» **Selected extract**:
Harrymount House is a rare surviving example of a Regency-style minor gentry residence dating to around 1800, making its first appearance in newspaper archives in 1831. It cannot be identified on Rocque's 1760 map of County Armagh, confirming a somewhat later construction date. The Pevsner Guide to South Ulster describes it as "a neat Late Georgian villa" and "a perfect example of the gentleman's model farm."

The house is a single-storey, five-bay symmetrical gentleman's residence facing southeast, built in a restrained neoclassical style and attractively sited on a slight rise in the landscape. It is approached from Tullyvallen West Road to the south via a gently curving, tree-lined avenue terminated by a set of early wrought iron gates hung on stone pillars. The gates bear the mark "S&E Gardner, Armagh," identifying them as products of the Armagh Foundry, established by Samuel Gardner in 1832 with his brother Edward joining shortly afterwards as partner. The foundry traded as Samuel Gardner & Son from around 1860, placing the likely date of the gates between 1832 and 1860. The foundry was a notable concern, responsible for a wide range of metal goods including field gates, tomb railings, ploughs and churns, as well as more complex engineering products such as pumps, steam engines, hydraulic rams, threshing and scutching machinery, and gas fittings. It also produced the iron obelisk of 1864 forming part of Armagh Observatory's Meridian Markers, and two important Dredge double-cantilever bridges at Caledon dating from 1844 and 1845.

» **Recorded information**:
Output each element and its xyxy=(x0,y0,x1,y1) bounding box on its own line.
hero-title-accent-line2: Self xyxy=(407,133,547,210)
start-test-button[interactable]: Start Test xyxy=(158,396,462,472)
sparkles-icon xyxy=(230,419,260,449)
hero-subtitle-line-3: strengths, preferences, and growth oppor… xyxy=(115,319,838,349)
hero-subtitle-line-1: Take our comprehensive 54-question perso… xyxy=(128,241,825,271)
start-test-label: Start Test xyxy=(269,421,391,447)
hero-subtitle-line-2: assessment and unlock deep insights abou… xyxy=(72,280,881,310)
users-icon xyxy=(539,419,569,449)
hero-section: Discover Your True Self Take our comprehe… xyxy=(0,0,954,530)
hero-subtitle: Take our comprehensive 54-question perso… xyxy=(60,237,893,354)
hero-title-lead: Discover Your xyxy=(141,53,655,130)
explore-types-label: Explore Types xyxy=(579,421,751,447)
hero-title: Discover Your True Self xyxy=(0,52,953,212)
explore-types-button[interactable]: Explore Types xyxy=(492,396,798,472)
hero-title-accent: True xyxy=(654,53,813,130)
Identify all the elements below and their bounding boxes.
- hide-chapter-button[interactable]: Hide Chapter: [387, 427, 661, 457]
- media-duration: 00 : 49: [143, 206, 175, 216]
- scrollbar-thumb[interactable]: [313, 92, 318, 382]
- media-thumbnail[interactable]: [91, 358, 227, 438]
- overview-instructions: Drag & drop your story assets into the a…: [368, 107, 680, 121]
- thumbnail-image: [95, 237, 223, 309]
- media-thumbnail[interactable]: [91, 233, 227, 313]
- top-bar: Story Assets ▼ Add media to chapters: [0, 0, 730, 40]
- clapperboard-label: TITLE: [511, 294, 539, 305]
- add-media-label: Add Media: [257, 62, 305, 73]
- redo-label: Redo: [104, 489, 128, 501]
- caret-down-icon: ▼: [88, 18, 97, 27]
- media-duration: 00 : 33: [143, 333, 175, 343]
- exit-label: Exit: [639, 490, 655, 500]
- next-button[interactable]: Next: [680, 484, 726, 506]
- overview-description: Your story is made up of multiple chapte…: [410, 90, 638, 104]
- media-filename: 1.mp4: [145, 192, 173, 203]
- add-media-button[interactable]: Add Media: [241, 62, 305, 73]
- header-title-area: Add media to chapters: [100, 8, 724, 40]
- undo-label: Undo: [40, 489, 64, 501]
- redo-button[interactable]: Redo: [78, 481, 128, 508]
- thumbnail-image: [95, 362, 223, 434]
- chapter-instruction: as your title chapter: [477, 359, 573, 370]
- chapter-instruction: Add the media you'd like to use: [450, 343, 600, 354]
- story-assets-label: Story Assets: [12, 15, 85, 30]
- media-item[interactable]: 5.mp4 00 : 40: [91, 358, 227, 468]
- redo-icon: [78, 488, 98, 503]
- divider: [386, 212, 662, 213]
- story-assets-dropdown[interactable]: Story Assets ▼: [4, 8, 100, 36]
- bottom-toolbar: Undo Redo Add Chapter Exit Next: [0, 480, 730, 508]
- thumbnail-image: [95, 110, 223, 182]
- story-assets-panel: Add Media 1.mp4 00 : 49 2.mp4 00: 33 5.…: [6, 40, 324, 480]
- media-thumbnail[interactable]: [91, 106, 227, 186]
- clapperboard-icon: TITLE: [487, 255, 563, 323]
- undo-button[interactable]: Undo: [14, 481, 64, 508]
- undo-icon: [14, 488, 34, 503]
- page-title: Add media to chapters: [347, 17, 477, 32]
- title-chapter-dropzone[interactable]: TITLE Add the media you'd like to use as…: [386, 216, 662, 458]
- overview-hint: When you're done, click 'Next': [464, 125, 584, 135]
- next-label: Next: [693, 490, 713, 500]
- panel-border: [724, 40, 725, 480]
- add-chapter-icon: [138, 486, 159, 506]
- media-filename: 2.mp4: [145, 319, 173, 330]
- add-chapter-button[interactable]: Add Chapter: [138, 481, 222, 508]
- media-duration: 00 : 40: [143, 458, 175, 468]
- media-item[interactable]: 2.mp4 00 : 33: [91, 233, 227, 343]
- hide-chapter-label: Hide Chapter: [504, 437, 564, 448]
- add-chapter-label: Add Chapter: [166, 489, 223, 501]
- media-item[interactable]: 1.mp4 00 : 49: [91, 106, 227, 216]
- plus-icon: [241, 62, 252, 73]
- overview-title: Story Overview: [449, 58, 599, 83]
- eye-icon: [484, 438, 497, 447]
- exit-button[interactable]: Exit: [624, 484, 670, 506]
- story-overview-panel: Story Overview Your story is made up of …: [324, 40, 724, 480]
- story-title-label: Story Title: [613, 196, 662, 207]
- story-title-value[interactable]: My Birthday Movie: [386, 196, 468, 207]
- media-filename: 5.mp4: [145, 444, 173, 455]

» **Required task**:
According to the passage on Harrymount House, who founded the Armagh Foundry, and in what year? The data plays no part in this exercise.

» **Final answer**:
Samuel Gardner founded it in 1832.